**Extracted data**.
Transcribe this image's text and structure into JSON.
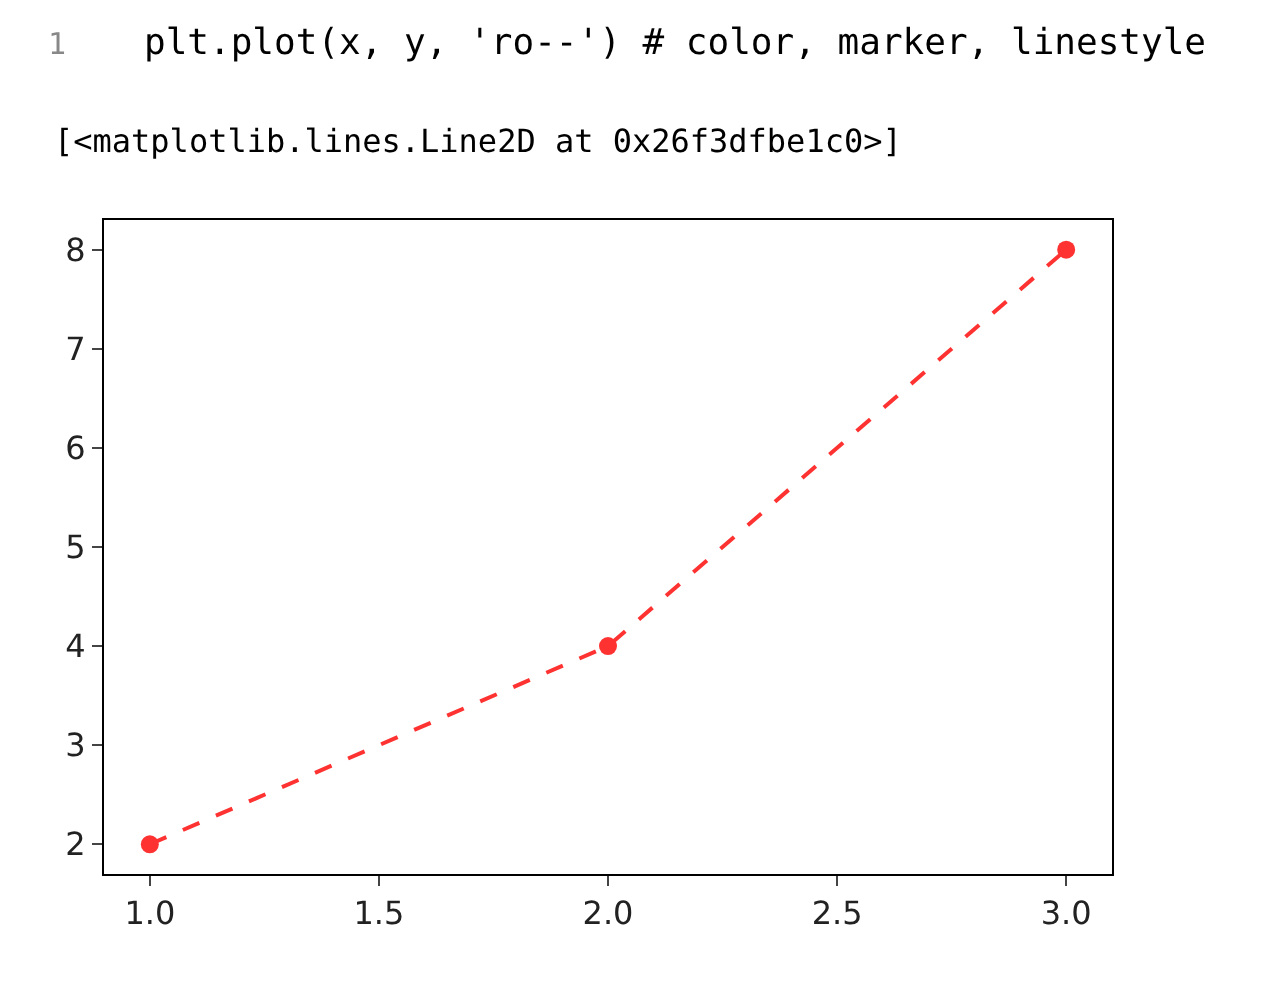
{
  "chart_data": {
    "type": "line",
    "annotations": [
      "1",
      "plt.plot(x, y, 'ro--') # color, marker, linestyle",
      "[<matplotlib.lines.Line2D at 0x26f3dfbe1c0>]"
    ],
    "x": [
      1,
      2,
      3
    ],
    "series": [
      {
        "color": "#ff0000",
        "values": [
          2,
          4,
          8
        ]
      }
    ],
    "marker": "circle",
    "line_style": "dashed",
    "grid": false,
    "xlim": [
      0.9,
      3.1
    ],
    "xticks": [
      {
        "value": 1,
        "label": "1.0"
      },
      {
        "value": 1.5,
        "label": "1.5"
      },
      {
        "value": 2,
        "label": "2.0"
      },
      {
        "value": 2.5,
        "label": "2.5"
      },
      {
        "value": 3,
        "label": "3.0"
      }
    ],
    "ylim": [
      1.7,
      8.3
    ],
    "yticks": [
      2,
      3,
      4,
      5,
      6,
      7,
      8
    ]
  }
}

**Goal**.
Find and count the lines of the data that include the string "color", and report that figure by itself.

**Final result**.
2